Dataset entries:
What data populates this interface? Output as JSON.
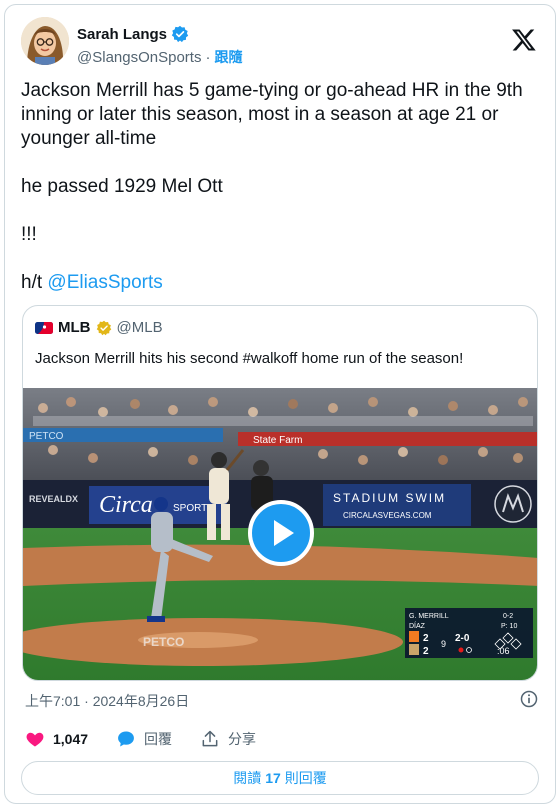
{
  "author": {
    "display_name": "Sarah Langs",
    "handle": "@SlangsOnSports",
    "follow_label": "跟隨"
  },
  "tweet": {
    "line1": "Jackson Merrill has 5 game-tying or go-ahead HR in the 9th inning or later this season, most in a season at age 21 or younger all-time",
    "line2": "he passed 1929 Mel Ott",
    "line3": "!!!",
    "ht_prefix": "h/t ",
    "ht_link": "@EliasSports"
  },
  "quote": {
    "display_name": "MLB",
    "handle": "@MLB",
    "text": "Jackson Merrill hits his second #walkoff home run of the season!",
    "scoreboard": {
      "batter": "G. MERRILL",
      "batter_stat": "0-2",
      "pitcher": "DÍAZ",
      "pitch_count": "P: 10",
      "away_score": "2",
      "home_score": "2",
      "inning": "9",
      "count": "2-0",
      "clock": ":06"
    },
    "signage": {
      "stadium_swim": "STADIUM SWIM",
      "circa_url": "CIRCALASVEGAS.COM",
      "circa": "Circa",
      "sport": "SPORT",
      "statefarm": "State Farm",
      "reveal": "REVEALDX",
      "petco": "PETCO"
    }
  },
  "timestamp": "上午7:01 · 2024年8月26日",
  "actions": {
    "likes": "1,047",
    "reply_label": "回覆",
    "share_label": "分享"
  },
  "read_replies": {
    "prefix": "閱讀",
    "count": "17",
    "suffix": "則回覆"
  },
  "colors": {
    "accent": "#1d9bf0",
    "like": "#f91880",
    "gold_badge": "#e2b719"
  }
}
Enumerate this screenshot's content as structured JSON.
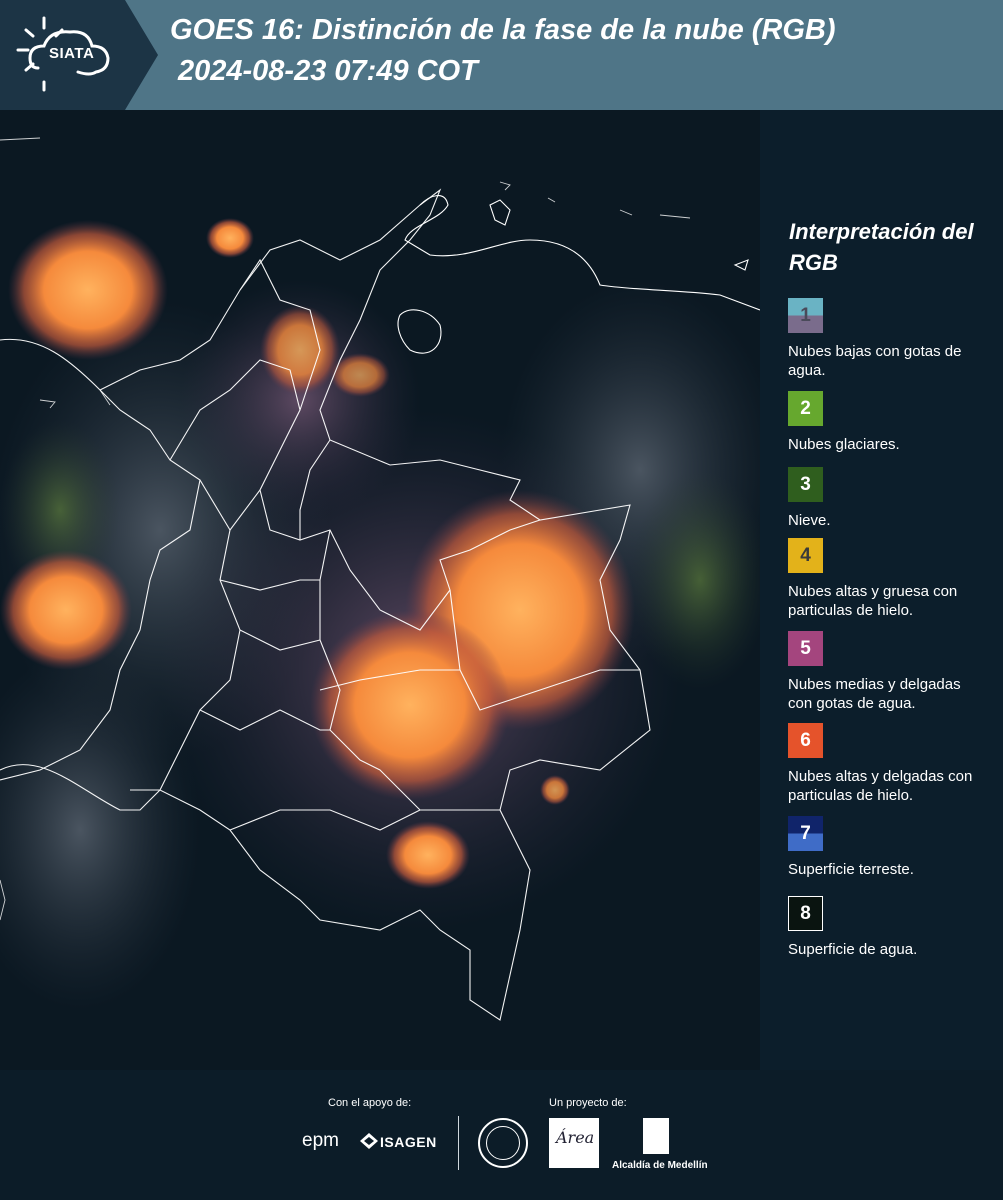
{
  "header": {
    "logo_text": "SIATA",
    "title_line1": "GOES 16: Distinción de la fase de la nube (RGB)",
    "title_line2": "2024-08-23 07:49 COT"
  },
  "legend": {
    "title": "Interpretación del RGB",
    "items": [
      {
        "number": "1",
        "label": "Nubes bajas con gotas de agua.",
        "color_top": "#6ab3c4",
        "color_bottom": "#7a6c8c",
        "text_color": "#4a4a5a"
      },
      {
        "number": "2",
        "label": "Nubes glaciares.",
        "color_top": "#66a82e",
        "color_bottom": "#66a82e",
        "text_color": "#ffffff"
      },
      {
        "number": "3",
        "label": "Nieve.",
        "color_top": "#2f5e1e",
        "color_bottom": "#2f5e1e",
        "text_color": "#ffffff"
      },
      {
        "number": "4",
        "label": "Nubes altas y gruesa con particulas de hielo.",
        "color_top": "#e3b21a",
        "color_bottom": "#e3b21a",
        "text_color": "#3a3a3a"
      },
      {
        "number": "5",
        "label": "Nubes medias y delgadas con gotas de agua.",
        "color_top": "#a4457e",
        "color_bottom": "#a4457e",
        "text_color": "#ffffff"
      },
      {
        "number": "6",
        "label": "Nubes altas y delgadas con particulas de hielo.",
        "color_top": "#e5532b",
        "color_bottom": "#e5532b",
        "text_color": "#ffffff"
      },
      {
        "number": "7",
        "label": "Superficie terreste.",
        "color_top": "#10246a",
        "color_bottom": "#3f6cc7",
        "text_color": "#ffffff"
      },
      {
        "number": "8",
        "label": "Superficie de agua.",
        "color_top": "#0a1410",
        "color_bottom": "#0a1410",
        "text_color": "#ffffff"
      }
    ]
  },
  "footer": {
    "support_label": "Con el apoyo de:",
    "project_label": "Un proyecto de:",
    "sponsor1": "epm",
    "sponsor2": "ISAGEN",
    "partner_area": "Área",
    "partner_alcaldia": "Alcaldía de Medellín"
  },
  "colors": {
    "header_bg": "#4f7587",
    "header_dark": "#1c3445",
    "map_bg": "#0b1822",
    "cloud_orange": "#f58a3c",
    "border_line": "#ffffff"
  }
}
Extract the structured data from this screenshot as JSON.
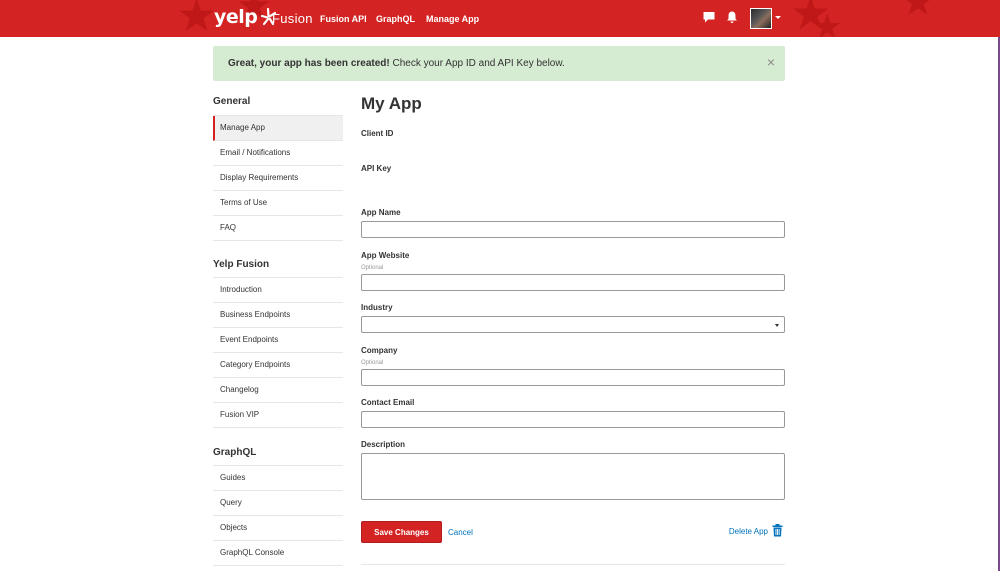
{
  "header": {
    "logo_text": "yelp",
    "product_title": "Fusion",
    "nav": [
      {
        "label": "Fusion API"
      },
      {
        "label": "GraphQL"
      },
      {
        "label": "Manage App"
      }
    ],
    "icons": [
      "message-icon",
      "bell-icon",
      "avatar",
      "chevron-down-icon"
    ],
    "brand_color": "#d32323"
  },
  "alert": {
    "bold_text": "Great, your app has been created!",
    "text": " Check your App ID and API Key below.",
    "close_label": "×",
    "background": "#d6ecd2"
  },
  "sidebar": {
    "sections": [
      {
        "heading": "General",
        "items": [
          {
            "label": "Manage App",
            "active": true
          },
          {
            "label": "Email / Notifications"
          },
          {
            "label": "Display Requirements"
          },
          {
            "label": "Terms of Use"
          },
          {
            "label": "FAQ"
          }
        ]
      },
      {
        "heading": "Yelp Fusion",
        "items": [
          {
            "label": "Introduction"
          },
          {
            "label": "Business Endpoints"
          },
          {
            "label": "Event Endpoints"
          },
          {
            "label": "Category Endpoints"
          },
          {
            "label": "Changelog"
          },
          {
            "label": "Fusion VIP"
          }
        ]
      },
      {
        "heading": "GraphQL",
        "items": [
          {
            "label": "Guides"
          },
          {
            "label": "Query"
          },
          {
            "label": "Objects"
          },
          {
            "label": "GraphQL Console"
          }
        ]
      }
    ]
  },
  "main": {
    "title": "My App",
    "client_id_label": "Client ID",
    "client_id_value": "",
    "api_key_label": "API Key",
    "api_key_value": "",
    "app_name_label": "App Name",
    "app_name_value": "",
    "app_website_label": "App Website",
    "app_website_sub": "Optional",
    "app_website_value": "",
    "industry_label": "Industry",
    "industry_value": "",
    "company_label": "Company",
    "company_sub": "Optional",
    "company_value": "",
    "contact_email_label": "Contact Email",
    "contact_email_value": "",
    "description_label": "Description",
    "description_value": "",
    "save_label": "Save Changes",
    "cancel_label": "Cancel",
    "delete_label": "Delete App"
  }
}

## [Stated exercise]
Make an exact copy of the records above, with the pictures left out.

## [Expected answer]
What data populates this interface? Output as JSON.
{
  "author": {
    "display_name": "Sarah Langs",
    "handle": "@SlangsOnSports",
    "follow_label": "跟隨"
  },
  "tweet": {
    "line1": "Jackson Merrill has 5 game-tying or go-ahead HR in the 9th inning or later this season, most in a season at age 21 or younger all-time",
    "line2": "he passed 1929 Mel Ott",
    "line3": "!!!",
    "ht_prefix": "h/t ",
    "ht_link": "@EliasSports"
  },
  "quote": {
    "display_name": "MLB",
    "handle": "@MLB",
    "text": "Jackson Merrill hits his second #walkoff home run of the season!",
    "scoreboard": {
      "batter": "G. MERRILL",
      "batter_stat": "0-2",
      "pitcher": "DÍAZ",
      "pitch_count": "P: 10",
      "away_score": "2",
      "home_score": "2",
      "inning": "9",
      "count": "2-0",
      "clock": ":06"
    },
    "signage": {
      "stadium_swim": "STADIUM SWIM",
      "circa_url": "CIRCALASVEGAS.COM",
      "circa": "Circa",
      "sport": "SPORT",
      "statefarm": "State Farm",
      "reveal": "REVEALDX",
      "petco": "PETCO"
    }
  },
  "timestamp": "上午7:01 · 2024年8月26日",
  "actions": {
    "likes": "1,047",
    "reply_label": "回覆",
    "share_label": "分享"
  },
  "read_replies": {
    "prefix": "閱讀",
    "count": "17",
    "suffix": "則回覆"
  },
  "colors": {
    "accent": "#1d9bf0",
    "like": "#f91880",
    "gold_badge": "#e2b719"
  }
}
Enumerate this screenshot's content as structured JSON.
{
  "header": {
    "logo_text": "SIATA",
    "title_line1": "GOES 16: Distinción de la fase de la nube (RGB)",
    "title_line2": "2024-08-23 07:49 COT"
  },
  "legend": {
    "title": "Interpretación del RGB",
    "items": [
      {
        "number": "1",
        "label": "Nubes bajas con gotas de agua.",
        "color_top": "#6ab3c4",
        "color_bottom": "#7a6c8c",
        "text_color": "#4a4a5a"
      },
      {
        "number": "2",
        "label": "Nubes glaciares.",
        "color_top": "#66a82e",
        "color_bottom": "#66a82e",
        "text_color": "#ffffff"
      },
      {
        "number": "3",
        "label": "Nieve.",
        "color_top": "#2f5e1e",
        "color_bottom": "#2f5e1e",
        "text_color": "#ffffff"
      },
      {
        "number": "4",
        "label": "Nubes altas y gruesa con particulas de hielo.",
        "color_top": "#e3b21a",
        "color_bottom": "#e3b21a",
        "text_color": "#3a3a3a"
      },
      {
        "number": "5",
        "label": "Nubes medias y delgadas con gotas de agua.",
        "color_top": "#a4457e",
        "color_bottom": "#a4457e",
        "text_color": "#ffffff"
      },
      {
        "number": "6",
        "label": "Nubes altas y delgadas con particulas de hielo.",
        "color_top": "#e5532b",
        "color_bottom": "#e5532b",
        "text_color": "#ffffff"
      },
      {
        "number": "7",
        "label": "Superficie terreste.",
        "color_top": "#10246a",
        "color_bottom": "#3f6cc7",
        "text_color": "#ffffff"
      },
      {
        "number": "8",
        "label": "Superficie de agua.",
        "color_top": "#0a1410",
        "color_bottom": "#0a1410",
        "text_color": "#ffffff"
      }
    ]
  },
  "footer": {
    "support_label": "Con el apoyo de:",
    "project_label": "Un proyecto de:",
    "sponsor1": "epm",
    "sponsor2": "ISAGEN",
    "partner_area": "Área",
    "partner_alcaldia": "Alcaldía de Medellín"
  },
  "colors": {
    "header_bg": "#4f7587",
    "header_dark": "#1c3445",
    "map_bg": "#0b1822",
    "cloud_orange": "#f58a3c",
    "border_line": "#ffffff"
  }
}
Extract the structured data from this screenshot as JSON.
{
  "header": {
    "logo_text": "yelp",
    "product_title": "Fusion",
    "nav": [
      {
        "label": "Fusion API"
      },
      {
        "label": "GraphQL"
      },
      {
        "label": "Manage App"
      }
    ],
    "icons": [
      "message-icon",
      "bell-icon",
      "avatar",
      "chevron-down-icon"
    ],
    "brand_color": "#d32323"
  },
  "alert": {
    "bold_text": "Great, your app has been created!",
    "text": " Check your App ID and API Key below.",
    "close_label": "×",
    "background": "#d6ecd2"
  },
  "sidebar": {
    "sections": [
      {
        "heading": "General",
        "items": [
          {
            "label": "Manage App",
            "active": true
          },
          {
            "label": "Email / Notifications"
          },
          {
            "label": "Display Requirements"
          },
          {
            "label": "Terms of Use"
          },
          {
            "label": "FAQ"
          }
        ]
      },
      {
        "heading": "Yelp Fusion",
        "items": [
          {
            "label": "Introduction"
          },
          {
            "label": "Business Endpoints"
          },
          {
            "label": "Event Endpoints"
          },
          {
            "label": "Category Endpoints"
          },
          {
            "label": "Changelog"
          },
          {
            "label": "Fusion VIP"
          }
        ]
      },
      {
        "heading": "GraphQL",
        "items": [
          {
            "label": "Guides"
          },
          {
            "label": "Query"
          },
          {
            "label": "Objects"
          },
          {
            "label": "GraphQL Console"
          }
        ]
      }
    ]
  },
  "main": {
    "title": "My App",
    "client_id_label": "Client ID",
    "client_id_value": "",
    "api_key_label": "API Key",
    "api_key_value": "",
    "app_name_label": "App Name",
    "app_name_value": "",
    "app_website_label": "App Website",
    "app_website_sub": "Optional",
    "app_website_value": "",
    "industry_label": "Industry",
    "industry_value": "",
    "company_label": "Company",
    "company_sub": "Optional",
    "company_value": "",
    "contact_email_label": "Contact Email",
    "contact_email_value": "",
    "description_label": "Description",
    "description_value": "",
    "save_label": "Save Changes",
    "cancel_label": "Cancel",
    "delete_label": "Delete App"
  }
}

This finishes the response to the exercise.